Written problem: Go through the entries below and copy each line containing the word "φυτὰ".

— begin Dataset excerpts —

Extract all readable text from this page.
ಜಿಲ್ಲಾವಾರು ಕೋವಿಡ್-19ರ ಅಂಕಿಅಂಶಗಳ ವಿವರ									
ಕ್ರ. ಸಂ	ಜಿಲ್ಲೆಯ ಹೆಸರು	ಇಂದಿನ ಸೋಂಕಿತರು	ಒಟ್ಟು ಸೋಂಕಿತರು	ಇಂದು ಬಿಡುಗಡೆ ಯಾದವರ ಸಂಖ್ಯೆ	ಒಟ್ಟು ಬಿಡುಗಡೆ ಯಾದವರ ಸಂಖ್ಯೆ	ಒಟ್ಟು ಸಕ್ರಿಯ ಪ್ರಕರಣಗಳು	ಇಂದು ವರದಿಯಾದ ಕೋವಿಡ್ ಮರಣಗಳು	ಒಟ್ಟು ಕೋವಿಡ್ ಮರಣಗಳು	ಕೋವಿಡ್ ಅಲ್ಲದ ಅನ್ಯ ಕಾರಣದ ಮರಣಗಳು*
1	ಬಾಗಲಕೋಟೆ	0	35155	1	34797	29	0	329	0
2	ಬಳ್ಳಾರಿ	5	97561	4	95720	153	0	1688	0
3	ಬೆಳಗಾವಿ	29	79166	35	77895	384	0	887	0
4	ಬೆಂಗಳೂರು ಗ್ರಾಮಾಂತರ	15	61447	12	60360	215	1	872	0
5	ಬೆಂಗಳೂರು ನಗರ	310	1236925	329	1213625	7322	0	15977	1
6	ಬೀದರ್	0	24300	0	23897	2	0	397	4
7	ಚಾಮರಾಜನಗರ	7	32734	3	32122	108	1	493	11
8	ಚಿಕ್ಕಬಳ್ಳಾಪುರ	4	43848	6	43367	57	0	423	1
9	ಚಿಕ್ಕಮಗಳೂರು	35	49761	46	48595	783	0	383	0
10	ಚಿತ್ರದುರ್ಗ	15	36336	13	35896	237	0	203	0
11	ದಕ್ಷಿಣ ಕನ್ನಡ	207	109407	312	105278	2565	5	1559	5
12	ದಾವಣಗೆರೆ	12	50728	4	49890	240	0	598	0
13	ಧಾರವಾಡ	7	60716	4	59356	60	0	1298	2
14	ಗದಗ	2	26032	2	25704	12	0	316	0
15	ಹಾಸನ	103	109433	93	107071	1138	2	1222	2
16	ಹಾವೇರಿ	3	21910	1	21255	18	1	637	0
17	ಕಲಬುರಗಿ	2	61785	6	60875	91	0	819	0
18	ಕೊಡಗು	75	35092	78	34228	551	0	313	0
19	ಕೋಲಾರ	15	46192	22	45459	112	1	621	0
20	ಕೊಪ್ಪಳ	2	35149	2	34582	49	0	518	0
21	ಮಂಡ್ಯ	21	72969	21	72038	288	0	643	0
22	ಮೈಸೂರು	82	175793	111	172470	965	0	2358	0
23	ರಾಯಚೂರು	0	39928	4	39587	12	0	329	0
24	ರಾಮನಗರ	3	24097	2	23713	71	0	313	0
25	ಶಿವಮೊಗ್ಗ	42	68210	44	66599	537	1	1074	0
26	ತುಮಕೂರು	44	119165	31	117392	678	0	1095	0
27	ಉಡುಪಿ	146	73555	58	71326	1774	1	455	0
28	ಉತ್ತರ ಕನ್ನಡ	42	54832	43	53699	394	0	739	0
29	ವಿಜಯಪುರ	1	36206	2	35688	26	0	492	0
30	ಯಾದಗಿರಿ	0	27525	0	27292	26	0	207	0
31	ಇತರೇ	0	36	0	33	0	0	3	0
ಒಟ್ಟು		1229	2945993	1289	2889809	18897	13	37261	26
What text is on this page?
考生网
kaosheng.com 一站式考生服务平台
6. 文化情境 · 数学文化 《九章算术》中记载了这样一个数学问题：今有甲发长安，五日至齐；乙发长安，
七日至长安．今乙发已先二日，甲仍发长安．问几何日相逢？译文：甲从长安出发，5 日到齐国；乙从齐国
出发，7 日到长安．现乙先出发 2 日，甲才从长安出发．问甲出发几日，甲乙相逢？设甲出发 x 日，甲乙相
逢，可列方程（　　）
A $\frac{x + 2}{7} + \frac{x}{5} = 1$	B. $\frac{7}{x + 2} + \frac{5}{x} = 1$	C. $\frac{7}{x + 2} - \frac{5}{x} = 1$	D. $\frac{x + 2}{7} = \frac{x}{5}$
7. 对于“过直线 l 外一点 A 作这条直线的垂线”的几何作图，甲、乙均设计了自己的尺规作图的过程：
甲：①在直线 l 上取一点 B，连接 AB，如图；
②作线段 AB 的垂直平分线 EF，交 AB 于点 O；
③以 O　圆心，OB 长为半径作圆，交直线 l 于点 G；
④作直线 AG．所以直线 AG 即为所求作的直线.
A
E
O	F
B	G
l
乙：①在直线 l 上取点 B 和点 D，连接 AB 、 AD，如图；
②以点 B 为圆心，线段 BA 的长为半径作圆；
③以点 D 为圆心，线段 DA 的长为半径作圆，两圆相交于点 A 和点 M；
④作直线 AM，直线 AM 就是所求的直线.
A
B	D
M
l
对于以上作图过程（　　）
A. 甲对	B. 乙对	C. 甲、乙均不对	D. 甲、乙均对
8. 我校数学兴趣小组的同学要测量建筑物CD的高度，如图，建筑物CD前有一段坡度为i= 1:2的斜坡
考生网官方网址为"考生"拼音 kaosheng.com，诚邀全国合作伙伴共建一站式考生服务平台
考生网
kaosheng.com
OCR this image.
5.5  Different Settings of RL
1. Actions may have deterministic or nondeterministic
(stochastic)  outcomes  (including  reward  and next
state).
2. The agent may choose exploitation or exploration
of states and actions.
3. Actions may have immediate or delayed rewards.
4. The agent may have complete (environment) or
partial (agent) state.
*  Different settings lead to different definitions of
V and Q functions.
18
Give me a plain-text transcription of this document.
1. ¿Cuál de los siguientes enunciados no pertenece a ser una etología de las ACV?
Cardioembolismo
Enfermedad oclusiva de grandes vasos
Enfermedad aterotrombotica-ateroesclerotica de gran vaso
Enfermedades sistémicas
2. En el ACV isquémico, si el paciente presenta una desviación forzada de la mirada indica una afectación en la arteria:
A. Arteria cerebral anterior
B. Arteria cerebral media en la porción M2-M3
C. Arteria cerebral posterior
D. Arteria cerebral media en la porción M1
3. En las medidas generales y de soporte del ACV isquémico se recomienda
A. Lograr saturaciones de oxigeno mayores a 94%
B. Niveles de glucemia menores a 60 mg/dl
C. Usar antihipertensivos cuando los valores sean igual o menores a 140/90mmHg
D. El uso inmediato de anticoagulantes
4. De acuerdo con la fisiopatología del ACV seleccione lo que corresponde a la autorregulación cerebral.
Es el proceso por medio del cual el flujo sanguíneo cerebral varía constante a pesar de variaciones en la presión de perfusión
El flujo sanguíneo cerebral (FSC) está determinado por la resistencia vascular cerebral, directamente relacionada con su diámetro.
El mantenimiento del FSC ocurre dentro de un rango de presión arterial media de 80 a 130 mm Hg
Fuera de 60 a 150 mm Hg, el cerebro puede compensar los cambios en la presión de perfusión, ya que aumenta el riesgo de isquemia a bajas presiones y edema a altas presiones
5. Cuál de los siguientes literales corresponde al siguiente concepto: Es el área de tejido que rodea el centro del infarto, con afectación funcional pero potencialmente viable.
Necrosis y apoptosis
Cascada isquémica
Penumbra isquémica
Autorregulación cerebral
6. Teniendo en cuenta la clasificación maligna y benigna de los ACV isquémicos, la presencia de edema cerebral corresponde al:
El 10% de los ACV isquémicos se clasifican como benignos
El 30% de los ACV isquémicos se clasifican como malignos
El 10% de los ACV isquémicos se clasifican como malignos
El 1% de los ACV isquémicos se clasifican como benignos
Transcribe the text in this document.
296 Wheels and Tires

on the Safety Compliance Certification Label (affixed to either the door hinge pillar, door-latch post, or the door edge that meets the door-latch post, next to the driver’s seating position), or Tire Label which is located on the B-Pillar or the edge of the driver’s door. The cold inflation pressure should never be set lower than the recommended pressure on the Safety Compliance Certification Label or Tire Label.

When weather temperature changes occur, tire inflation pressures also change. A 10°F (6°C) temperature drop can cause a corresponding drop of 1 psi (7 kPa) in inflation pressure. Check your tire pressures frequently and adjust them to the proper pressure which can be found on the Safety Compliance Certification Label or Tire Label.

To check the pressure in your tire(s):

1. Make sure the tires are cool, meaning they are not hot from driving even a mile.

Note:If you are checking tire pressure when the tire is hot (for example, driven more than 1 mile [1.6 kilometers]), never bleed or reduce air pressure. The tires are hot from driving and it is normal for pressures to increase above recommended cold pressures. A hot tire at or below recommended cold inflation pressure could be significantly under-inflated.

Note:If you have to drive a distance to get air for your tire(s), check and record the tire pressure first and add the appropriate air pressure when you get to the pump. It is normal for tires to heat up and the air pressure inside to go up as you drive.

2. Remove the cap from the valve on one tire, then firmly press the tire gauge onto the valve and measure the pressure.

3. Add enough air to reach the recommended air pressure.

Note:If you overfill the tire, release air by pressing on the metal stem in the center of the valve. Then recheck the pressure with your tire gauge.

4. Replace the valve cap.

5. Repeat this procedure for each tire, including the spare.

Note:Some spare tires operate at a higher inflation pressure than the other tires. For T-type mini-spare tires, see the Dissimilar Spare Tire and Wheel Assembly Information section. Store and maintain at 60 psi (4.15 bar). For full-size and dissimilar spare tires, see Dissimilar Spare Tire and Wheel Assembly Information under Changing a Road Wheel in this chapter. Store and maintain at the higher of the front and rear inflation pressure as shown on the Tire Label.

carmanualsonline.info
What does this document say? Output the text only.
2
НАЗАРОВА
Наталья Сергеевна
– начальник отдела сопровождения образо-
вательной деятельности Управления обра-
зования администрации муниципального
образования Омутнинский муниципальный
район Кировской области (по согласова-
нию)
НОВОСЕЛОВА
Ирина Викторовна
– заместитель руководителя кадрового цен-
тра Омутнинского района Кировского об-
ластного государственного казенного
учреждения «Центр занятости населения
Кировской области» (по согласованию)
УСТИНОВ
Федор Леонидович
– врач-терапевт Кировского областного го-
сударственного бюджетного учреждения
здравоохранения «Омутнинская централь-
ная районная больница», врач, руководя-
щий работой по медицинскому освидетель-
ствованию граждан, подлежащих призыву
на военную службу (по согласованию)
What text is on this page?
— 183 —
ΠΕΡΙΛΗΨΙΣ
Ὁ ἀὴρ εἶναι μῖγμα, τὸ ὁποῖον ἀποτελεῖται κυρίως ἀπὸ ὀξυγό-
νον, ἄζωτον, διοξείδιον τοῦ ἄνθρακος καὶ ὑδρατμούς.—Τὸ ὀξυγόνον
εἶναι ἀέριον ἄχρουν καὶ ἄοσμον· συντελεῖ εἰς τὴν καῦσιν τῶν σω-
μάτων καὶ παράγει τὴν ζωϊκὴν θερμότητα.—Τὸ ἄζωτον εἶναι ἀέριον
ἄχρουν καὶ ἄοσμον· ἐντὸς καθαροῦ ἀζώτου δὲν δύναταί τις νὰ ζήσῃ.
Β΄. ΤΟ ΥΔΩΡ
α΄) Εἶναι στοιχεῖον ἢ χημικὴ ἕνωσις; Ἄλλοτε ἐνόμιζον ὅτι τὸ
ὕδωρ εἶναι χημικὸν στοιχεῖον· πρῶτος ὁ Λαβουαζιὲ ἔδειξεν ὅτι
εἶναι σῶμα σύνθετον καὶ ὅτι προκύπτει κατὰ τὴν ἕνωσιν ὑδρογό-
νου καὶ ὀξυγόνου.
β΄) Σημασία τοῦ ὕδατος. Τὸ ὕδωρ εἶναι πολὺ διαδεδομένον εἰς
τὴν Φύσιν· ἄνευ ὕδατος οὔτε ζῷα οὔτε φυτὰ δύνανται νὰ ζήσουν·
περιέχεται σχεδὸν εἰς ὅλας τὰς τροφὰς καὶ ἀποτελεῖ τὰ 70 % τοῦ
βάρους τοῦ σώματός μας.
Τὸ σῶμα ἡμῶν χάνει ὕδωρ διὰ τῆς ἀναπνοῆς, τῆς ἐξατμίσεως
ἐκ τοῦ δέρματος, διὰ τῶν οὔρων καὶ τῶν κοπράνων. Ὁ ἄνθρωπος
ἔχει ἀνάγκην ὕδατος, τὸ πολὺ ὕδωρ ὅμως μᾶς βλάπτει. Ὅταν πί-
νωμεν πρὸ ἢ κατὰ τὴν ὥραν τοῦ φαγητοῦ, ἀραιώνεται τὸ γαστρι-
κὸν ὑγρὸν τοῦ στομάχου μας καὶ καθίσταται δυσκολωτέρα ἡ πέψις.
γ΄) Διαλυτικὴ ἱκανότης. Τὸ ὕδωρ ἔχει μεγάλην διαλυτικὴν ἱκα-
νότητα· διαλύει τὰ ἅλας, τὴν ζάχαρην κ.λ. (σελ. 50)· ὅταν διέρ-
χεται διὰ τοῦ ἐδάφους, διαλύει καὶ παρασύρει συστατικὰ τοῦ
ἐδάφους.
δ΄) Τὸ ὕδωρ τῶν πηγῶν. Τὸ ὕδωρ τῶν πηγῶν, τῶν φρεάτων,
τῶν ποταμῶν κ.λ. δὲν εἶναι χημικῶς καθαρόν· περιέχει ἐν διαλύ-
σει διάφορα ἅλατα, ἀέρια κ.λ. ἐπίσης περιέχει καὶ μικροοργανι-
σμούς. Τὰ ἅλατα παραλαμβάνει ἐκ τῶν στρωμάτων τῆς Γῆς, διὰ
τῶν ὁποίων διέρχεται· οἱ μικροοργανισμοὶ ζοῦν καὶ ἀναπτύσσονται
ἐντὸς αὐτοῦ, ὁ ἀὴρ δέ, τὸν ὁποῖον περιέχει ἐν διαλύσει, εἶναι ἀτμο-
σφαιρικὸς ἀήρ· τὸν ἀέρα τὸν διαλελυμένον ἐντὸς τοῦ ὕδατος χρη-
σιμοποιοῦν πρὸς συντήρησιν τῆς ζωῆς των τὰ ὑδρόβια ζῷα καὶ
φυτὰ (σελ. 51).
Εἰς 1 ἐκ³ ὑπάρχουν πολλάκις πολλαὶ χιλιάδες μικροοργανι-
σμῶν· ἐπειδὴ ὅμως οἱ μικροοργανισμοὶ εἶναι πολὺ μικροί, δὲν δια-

— end Dataset excerpts —

Correct response:
τὴν Φύσιν· ἄνευ ὕδατος οὔτε ζῷα οὔτε φυτὰ δύνανται νὰ ζήσουν·
φυτὰ (σελ. 51).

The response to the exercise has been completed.